Aim of the exercise -
Pull out every line in the data that has the string "JSON" in it.

*** Opening Material to process ***

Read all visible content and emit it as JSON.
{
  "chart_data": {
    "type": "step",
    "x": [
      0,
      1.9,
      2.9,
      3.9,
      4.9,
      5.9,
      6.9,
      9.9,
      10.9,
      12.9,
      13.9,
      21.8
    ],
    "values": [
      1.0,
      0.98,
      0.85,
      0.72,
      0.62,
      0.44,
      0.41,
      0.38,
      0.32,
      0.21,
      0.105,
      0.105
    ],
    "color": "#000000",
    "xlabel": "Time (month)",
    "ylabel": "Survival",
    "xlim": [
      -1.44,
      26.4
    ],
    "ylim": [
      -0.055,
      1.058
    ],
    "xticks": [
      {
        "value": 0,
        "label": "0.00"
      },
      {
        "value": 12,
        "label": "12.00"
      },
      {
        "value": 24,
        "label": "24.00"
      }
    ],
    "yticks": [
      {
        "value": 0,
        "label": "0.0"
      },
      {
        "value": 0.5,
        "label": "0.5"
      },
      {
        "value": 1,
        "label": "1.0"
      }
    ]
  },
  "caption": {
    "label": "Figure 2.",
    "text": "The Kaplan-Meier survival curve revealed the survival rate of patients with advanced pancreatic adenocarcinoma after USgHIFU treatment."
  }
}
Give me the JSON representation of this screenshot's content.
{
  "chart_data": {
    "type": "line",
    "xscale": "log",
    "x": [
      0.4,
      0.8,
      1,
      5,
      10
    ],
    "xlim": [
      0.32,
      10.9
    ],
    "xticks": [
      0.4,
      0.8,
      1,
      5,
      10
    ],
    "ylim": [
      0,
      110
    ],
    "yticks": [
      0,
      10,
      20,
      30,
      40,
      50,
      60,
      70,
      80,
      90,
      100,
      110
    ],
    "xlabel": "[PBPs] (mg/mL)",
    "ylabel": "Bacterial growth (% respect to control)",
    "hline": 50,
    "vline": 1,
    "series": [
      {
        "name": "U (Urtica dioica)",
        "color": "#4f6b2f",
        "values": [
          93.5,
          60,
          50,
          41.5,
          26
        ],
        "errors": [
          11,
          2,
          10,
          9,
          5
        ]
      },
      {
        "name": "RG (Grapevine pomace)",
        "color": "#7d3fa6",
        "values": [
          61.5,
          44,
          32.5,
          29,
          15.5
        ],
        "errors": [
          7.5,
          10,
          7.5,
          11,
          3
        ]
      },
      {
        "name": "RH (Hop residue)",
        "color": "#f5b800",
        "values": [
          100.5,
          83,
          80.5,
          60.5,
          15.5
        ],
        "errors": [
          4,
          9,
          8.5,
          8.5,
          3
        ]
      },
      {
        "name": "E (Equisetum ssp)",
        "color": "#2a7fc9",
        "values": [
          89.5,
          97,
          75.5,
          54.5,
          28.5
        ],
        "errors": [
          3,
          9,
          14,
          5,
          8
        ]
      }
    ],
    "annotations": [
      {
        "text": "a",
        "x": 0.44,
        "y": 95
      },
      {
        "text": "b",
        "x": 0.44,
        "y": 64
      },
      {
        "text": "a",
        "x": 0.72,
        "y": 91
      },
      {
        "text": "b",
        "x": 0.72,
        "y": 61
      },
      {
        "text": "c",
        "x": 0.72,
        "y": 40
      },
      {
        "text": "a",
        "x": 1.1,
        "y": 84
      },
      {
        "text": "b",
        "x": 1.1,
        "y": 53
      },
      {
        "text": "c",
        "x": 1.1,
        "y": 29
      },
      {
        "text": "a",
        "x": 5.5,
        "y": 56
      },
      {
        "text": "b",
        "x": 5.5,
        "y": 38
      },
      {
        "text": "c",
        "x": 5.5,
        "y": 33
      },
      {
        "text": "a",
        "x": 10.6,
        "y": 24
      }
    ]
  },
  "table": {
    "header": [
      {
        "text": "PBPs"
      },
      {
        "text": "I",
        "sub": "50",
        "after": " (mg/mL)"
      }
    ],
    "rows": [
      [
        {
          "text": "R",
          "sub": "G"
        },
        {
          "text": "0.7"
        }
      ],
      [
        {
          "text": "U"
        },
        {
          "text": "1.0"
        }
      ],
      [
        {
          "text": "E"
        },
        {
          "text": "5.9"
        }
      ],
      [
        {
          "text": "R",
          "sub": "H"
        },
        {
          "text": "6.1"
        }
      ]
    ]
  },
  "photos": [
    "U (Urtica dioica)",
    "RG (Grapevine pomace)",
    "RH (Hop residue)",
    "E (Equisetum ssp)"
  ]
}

*** Closing Material to process ***

Expected answer -
Read all visible content and emit it as JSON.
Give me the JSON representation of this screenshot's content.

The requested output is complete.